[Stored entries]
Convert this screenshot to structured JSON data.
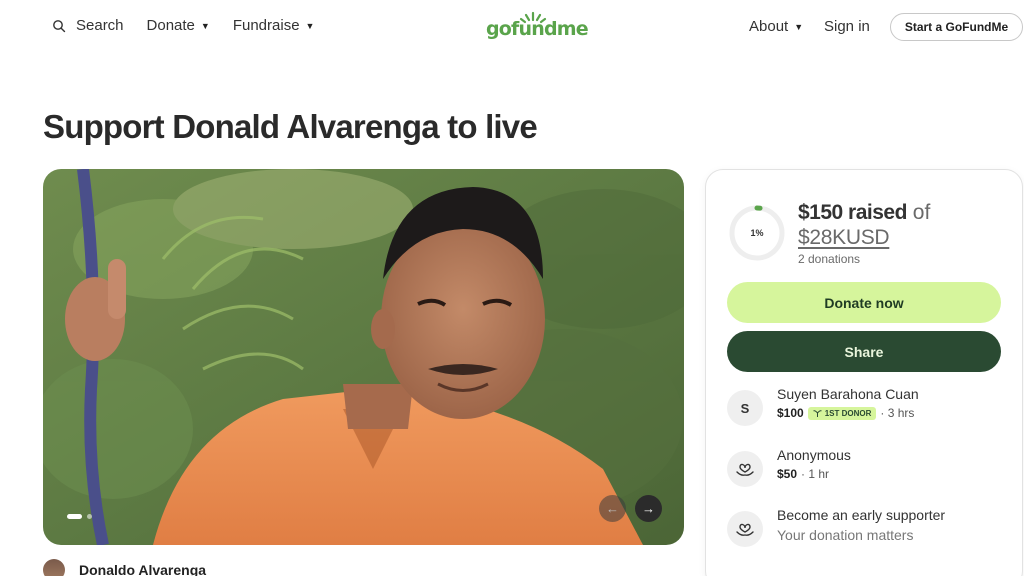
{
  "header": {
    "search_label": "Search",
    "donate_label": "Donate",
    "fundraise_label": "Fundraise",
    "logo_text": "gofundme",
    "about_label": "About",
    "signin_label": "Sign in",
    "start_label": "Start a GoFundMe"
  },
  "page": {
    "title": "Support Donald Alvarenga to live"
  },
  "hero": {
    "prev_icon": "←",
    "next_icon": "→"
  },
  "organizer": {
    "name": "Donaldo Alvarenga"
  },
  "card": {
    "progress_percent": 1,
    "progress_label": "1%",
    "raised_amount": "$150 raised",
    "raised_of": "of",
    "goal": "$28KUSD",
    "donation_count": "2 donations",
    "donate_button": "Donate now",
    "share_button": "Share",
    "donors": [
      {
        "initial": "S",
        "name": "Suyen Barahona Cuan",
        "amount": "$100",
        "badge": "1ST DONOR",
        "time": "· 3 hrs"
      },
      {
        "name": "Anonymous",
        "amount": "$50",
        "time": "· 1 hr"
      }
    ],
    "early": {
      "title": "Become an early supporter",
      "subtitle": "Your donation matters"
    }
  },
  "colors": {
    "brand": "#5aa44b",
    "donate_button": "#d6f59c",
    "share_button": "#2a4a32"
  }
}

■ **WORK INSTRUCTIONS**:
Would you return the data exactly as written, without the pictures?

■ **REPLY**:
Convert this screenshot to structured JSON data.
{
  "header": {
    "search_label": "Search",
    "donate_label": "Donate",
    "fundraise_label": "Fundraise",
    "logo_text": "gofundme",
    "about_label": "About",
    "signin_label": "Sign in",
    "start_label": "Start a GoFundMe"
  },
  "page": {
    "title": "Support Donald Alvarenga to live"
  },
  "hero": {
    "prev_icon": "←",
    "next_icon": "→"
  },
  "organizer": {
    "name": "Donaldo Alvarenga"
  },
  "card": {
    "progress_percent": 1,
    "progress_label": "1%",
    "raised_amount": "$150 raised",
    "raised_of": "of",
    "goal": "$28KUSD",
    "donation_count": "2 donations",
    "donate_button": "Donate now",
    "share_button": "Share",
    "donors": [
      {
        "initial": "S",
        "name": "Suyen Barahona Cuan",
        "amount": "$100",
        "badge": "1ST DONOR",
        "time": "· 3 hrs"
      },
      {
        "name": "Anonymous",
        "amount": "$50",
        "time": "· 1 hr"
      }
    ],
    "early": {
      "title": "Become an early supporter",
      "subtitle": "Your donation matters"
    }
  },
  "colors": {
    "brand": "#5aa44b",
    "donate_button": "#d6f59c",
    "share_button": "#2a4a32"
  }
}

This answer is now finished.